→ **Task to complete**: Write out all of the data without omission, exactly as shown.

Stored items:
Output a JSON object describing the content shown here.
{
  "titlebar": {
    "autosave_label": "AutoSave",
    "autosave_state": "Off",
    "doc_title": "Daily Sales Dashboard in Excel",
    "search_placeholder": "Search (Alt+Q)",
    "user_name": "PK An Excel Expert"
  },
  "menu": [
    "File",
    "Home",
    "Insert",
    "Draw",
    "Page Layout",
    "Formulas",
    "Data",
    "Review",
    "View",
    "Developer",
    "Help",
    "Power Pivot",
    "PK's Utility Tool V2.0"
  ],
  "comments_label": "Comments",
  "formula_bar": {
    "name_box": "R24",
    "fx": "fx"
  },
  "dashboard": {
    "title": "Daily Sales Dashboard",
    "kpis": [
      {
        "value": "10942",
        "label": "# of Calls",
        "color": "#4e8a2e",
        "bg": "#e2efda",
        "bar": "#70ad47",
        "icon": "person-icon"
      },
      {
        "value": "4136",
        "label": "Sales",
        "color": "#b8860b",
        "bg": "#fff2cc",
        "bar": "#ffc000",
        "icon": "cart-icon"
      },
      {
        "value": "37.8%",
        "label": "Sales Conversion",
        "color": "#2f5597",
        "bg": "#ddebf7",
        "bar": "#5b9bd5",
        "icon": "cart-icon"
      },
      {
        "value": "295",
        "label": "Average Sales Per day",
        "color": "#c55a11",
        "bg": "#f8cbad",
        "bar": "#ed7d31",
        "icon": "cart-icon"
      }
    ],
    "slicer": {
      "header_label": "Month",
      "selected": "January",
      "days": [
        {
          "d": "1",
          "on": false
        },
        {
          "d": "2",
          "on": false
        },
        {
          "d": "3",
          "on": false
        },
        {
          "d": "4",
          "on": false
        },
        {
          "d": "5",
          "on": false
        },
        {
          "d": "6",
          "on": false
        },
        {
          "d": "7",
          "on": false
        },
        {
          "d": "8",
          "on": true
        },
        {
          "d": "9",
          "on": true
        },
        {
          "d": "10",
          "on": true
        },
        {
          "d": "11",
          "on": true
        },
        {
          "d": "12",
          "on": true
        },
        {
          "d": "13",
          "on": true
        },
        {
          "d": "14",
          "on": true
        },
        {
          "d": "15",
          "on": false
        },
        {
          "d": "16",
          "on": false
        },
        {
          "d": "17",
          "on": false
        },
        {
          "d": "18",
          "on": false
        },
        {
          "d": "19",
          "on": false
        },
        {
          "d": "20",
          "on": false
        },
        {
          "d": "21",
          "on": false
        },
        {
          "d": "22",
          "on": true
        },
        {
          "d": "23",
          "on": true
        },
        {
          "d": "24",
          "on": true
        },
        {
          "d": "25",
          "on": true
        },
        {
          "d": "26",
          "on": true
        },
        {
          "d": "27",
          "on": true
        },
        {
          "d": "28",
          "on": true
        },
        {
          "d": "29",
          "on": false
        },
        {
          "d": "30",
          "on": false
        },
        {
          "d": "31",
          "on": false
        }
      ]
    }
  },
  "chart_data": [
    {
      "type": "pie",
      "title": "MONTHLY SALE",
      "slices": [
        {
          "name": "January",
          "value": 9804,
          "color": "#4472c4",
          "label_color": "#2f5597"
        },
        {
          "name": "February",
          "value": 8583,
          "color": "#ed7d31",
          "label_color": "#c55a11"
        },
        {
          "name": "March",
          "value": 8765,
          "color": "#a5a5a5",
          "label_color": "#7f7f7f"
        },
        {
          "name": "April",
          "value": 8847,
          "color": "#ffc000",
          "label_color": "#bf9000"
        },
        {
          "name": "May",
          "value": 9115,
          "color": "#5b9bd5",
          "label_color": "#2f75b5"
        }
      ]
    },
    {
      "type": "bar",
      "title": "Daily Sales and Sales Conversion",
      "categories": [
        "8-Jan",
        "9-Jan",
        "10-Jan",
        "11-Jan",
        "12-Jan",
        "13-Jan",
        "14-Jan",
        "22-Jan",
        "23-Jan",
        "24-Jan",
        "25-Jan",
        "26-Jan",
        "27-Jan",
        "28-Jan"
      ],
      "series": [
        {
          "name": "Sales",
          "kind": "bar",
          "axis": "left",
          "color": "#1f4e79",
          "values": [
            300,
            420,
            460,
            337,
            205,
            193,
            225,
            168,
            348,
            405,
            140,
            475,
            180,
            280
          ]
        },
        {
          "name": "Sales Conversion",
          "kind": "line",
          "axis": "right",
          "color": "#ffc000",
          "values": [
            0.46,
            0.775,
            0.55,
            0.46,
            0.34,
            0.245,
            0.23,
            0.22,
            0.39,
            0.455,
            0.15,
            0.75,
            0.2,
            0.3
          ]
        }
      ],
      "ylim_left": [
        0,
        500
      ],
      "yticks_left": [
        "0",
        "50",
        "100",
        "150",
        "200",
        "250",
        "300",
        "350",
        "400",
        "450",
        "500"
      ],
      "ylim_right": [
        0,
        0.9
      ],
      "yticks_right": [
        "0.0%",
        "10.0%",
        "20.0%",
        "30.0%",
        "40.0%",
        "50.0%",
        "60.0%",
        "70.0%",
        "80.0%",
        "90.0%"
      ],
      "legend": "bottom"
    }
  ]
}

→ **Exercise solution**:
Output a JSON object describing the content shown here.
{
  "titlebar": {
    "autosave_label": "AutoSave",
    "autosave_state": "Off",
    "doc_title": "Daily Sales Dashboard in Excel",
    "search_placeholder": "Search (Alt+Q)",
    "user_name": "PK An Excel Expert"
  },
  "menu": [
    "File",
    "Home",
    "Insert",
    "Draw",
    "Page Layout",
    "Formulas",
    "Data",
    "Review",
    "View",
    "Developer",
    "Help",
    "Power Pivot",
    "PK's Utility Tool V2.0"
  ],
  "comments_label": "Comments",
  "formula_bar": {
    "name_box": "R24",
    "fx": "fx"
  },
  "dashboard": {
    "title": "Daily Sales Dashboard",
    "kpis": [
      {
        "value": "10942",
        "label": "# of Calls",
        "color": "#4e8a2e",
        "bg": "#e2efda",
        "bar": "#70ad47",
        "icon": "person-icon"
      },
      {
        "value": "4136",
        "label": "Sales",
        "color": "#b8860b",
        "bg": "#fff2cc",
        "bar": "#ffc000",
        "icon": "cart-icon"
      },
      {
        "value": "37.8%",
        "label": "Sales Conversion",
        "color": "#2f5597",
        "bg": "#ddebf7",
        "bar": "#5b9bd5",
        "icon": "cart-icon"
      },
      {
        "value": "295",
        "label": "Average Sales Per day",
        "color": "#c55a11",
        "bg": "#f8cbad",
        "bar": "#ed7d31",
        "icon": "cart-icon"
      }
    ],
    "slicer": {
      "header_label": "Month",
      "selected": "January",
      "days": [
        {
          "d": "1",
          "on": false
        },
        {
          "d": "2",
          "on": false
        },
        {
          "d": "3",
          "on": false
        },
        {
          "d": "4",
          "on": false
        },
        {
          "d": "5",
          "on": false
        },
        {
          "d": "6",
          "on": false
        },
        {
          "d": "7",
          "on": false
        },
        {
          "d": "8",
          "on": true
        },
        {
          "d": "9",
          "on": true
        },
        {
          "d": "10",
          "on": true
        },
        {
          "d": "11",
          "on": true
        },
        {
          "d": "12",
          "on": true
        },
        {
          "d": "13",
          "on": true
        },
        {
          "d": "14",
          "on": true
        },
        {
          "d": "15",
          "on": false
        },
        {
          "d": "16",
          "on": false
        },
        {
          "d": "17",
          "on": false
        },
        {
          "d": "18",
          "on": false
        },
        {
          "d": "19",
          "on": false
        },
        {
          "d": "20",
          "on": false
        },
        {
          "d": "21",
          "on": false
        },
        {
          "d": "22",
          "on": true
        },
        {
          "d": "23",
          "on": true
        },
        {
          "d": "24",
          "on": true
        },
        {
          "d": "25",
          "on": true
        },
        {
          "d": "26",
          "on": true
        },
        {
          "d": "27",
          "on": true
        },
        {
          "d": "28",
          "on": true
        },
        {
          "d": "29",
          "on": false
        },
        {
          "d": "30",
          "on": false
        },
        {
          "d": "31",
          "on": false
        }
      ]
    }
  },
  "chart_data": [
    {
      "type": "pie",
      "title": "MONTHLY SALE",
      "slices": [
        {
          "name": "January",
          "value": 9804,
          "color": "#4472c4",
          "label_color": "#2f5597"
        },
        {
          "name": "February",
          "value": 8583,
          "color": "#ed7d31",
          "label_color": "#c55a11"
        },
        {
          "name": "March",
          "value": 8765,
          "color": "#a5a5a5",
          "label_color": "#7f7f7f"
        },
        {
          "name": "April",
          "value": 8847,
          "color": "#ffc000",
          "label_color": "#bf9000"
        },
        {
          "name": "May",
          "value": 9115,
          "color": "#5b9bd5",
          "label_color": "#2f75b5"
        }
      ]
    },
    {
      "type": "bar",
      "title": "Daily Sales and Sales Conversion",
      "categories": [
        "8-Jan",
        "9-Jan",
        "10-Jan",
        "11-Jan",
        "12-Jan",
        "13-Jan",
        "14-Jan",
        "22-Jan",
        "23-Jan",
        "24-Jan",
        "25-Jan",
        "26-Jan",
        "27-Jan",
        "28-Jan"
      ],
      "series": [
        {
          "name": "Sales",
          "kind": "bar",
          "axis": "left",
          "color": "#1f4e79",
          "values": [
            300,
            420,
            460,
            337,
            205,
            193,
            225,
            168,
            348,
            405,
            140,
            475,
            180,
            280
          ]
        },
        {
          "name": "Sales Conversion",
          "kind": "line",
          "axis": "right",
          "color": "#ffc000",
          "values": [
            0.46,
            0.775,
            0.55,
            0.46,
            0.34,
            0.245,
            0.23,
            0.22,
            0.39,
            0.455,
            0.15,
            0.75,
            0.2,
            0.3
          ]
        }
      ],
      "ylim_left": [
        0,
        500
      ],
      "yticks_left": [
        "0",
        "50",
        "100",
        "150",
        "200",
        "250",
        "300",
        "350",
        "400",
        "450",
        "500"
      ],
      "ylim_right": [
        0,
        0.9
      ],
      "yticks_right": [
        "0.0%",
        "10.0%",
        "20.0%",
        "30.0%",
        "40.0%",
        "50.0%",
        "60.0%",
        "70.0%",
        "80.0%",
        "90.0%"
      ],
      "legend": "bottom"
    }
  ]
}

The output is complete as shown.